-- Start Extracted information --
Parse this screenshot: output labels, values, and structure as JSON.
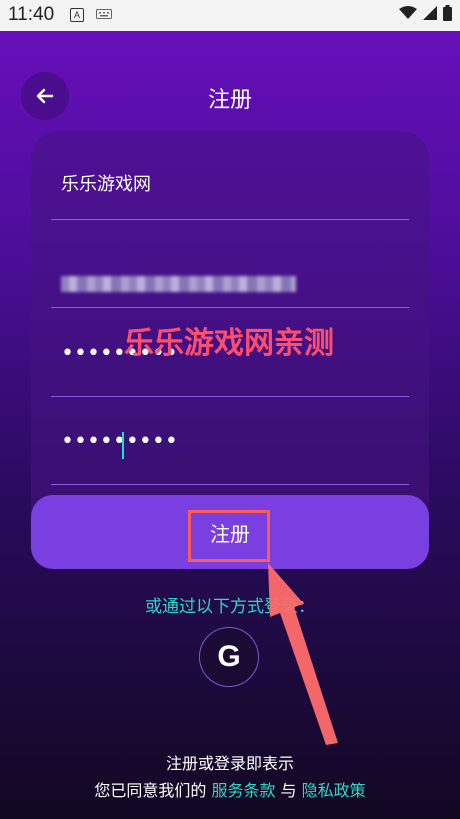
{
  "status_bar": {
    "time": "11:40",
    "a_icon_text": "A",
    "icons": [
      "keyboard-icon",
      "wifi-icon",
      "signal-icon",
      "battery-icon"
    ]
  },
  "header": {
    "title": "注册",
    "back_icon": "arrow-left-icon"
  },
  "form": {
    "username_value": "乐乐游戏网",
    "password_mask": "•••••••••",
    "confirm_password_mask": "•••••••••"
  },
  "watermark": "乐乐游戏网亲测",
  "submit_label": "注册",
  "alt_login_text": "或通过以下方式登录：",
  "google_button": "G",
  "terms": {
    "line1": "注册或登录即表示",
    "line2_prefix": "您已同意我们的 ",
    "service_link": "服务条款",
    "connector": " 与 ",
    "privacy_link": "隐私政策"
  },
  "colors": {
    "accent": "#7a3fe0",
    "link": "#33d7c8",
    "annotation": "#ff5a5a"
  }
}
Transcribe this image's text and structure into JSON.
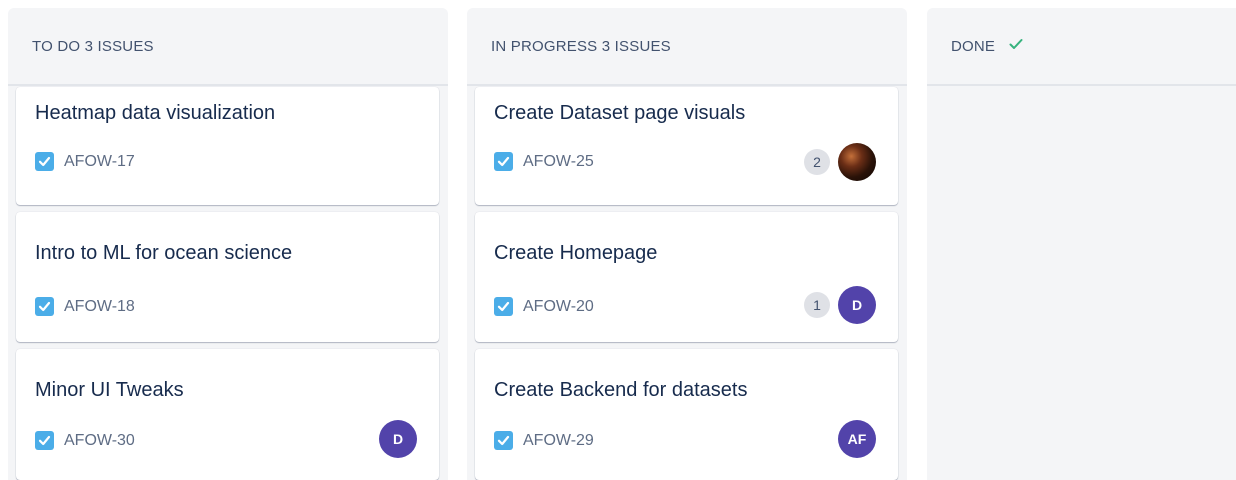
{
  "columns": [
    {
      "header": "TO DO 3 ISSUES",
      "cards": [
        {
          "title": "Heatmap data visualization",
          "key": "AFOW-17"
        },
        {
          "title": "Intro to ML for ocean science",
          "key": "AFOW-18"
        },
        {
          "title": "Minor UI Tweaks",
          "key": "AFOW-30",
          "avatar": "D"
        }
      ]
    },
    {
      "header": "IN PROGRESS 3 ISSUES",
      "cards": [
        {
          "title": "Create Dataset page visuals",
          "key": "AFOW-25",
          "count": "2",
          "avatar": "photo"
        },
        {
          "title": "Create Homepage",
          "key": "AFOW-20",
          "count": "1",
          "avatar": "D"
        },
        {
          "title": "Create Backend for datasets",
          "key": "AFOW-29",
          "avatar": "AF"
        }
      ]
    },
    {
      "header": "DONE",
      "header_icon": "check-icon",
      "cards": []
    }
  ],
  "colors": {
    "issue_type": "#4bade8",
    "avatar": "#5243aa",
    "done_check": "#36b37e",
    "column_bg": "#f4f5f7"
  }
}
-- End Extracted information --
*Exercise description*: Among the records above, find each line holding the string "title" and pull it out.

*Task result*:
    "title": "注册",
          "title": "Heatmap data visualization",
          "title": "Intro to ML for ocean science",
          "title": "Minor UI Tweaks",
          "title": "Create Dataset page visuals",
          "title": "Create Homepage",
          "title": "Create Backend for datasets",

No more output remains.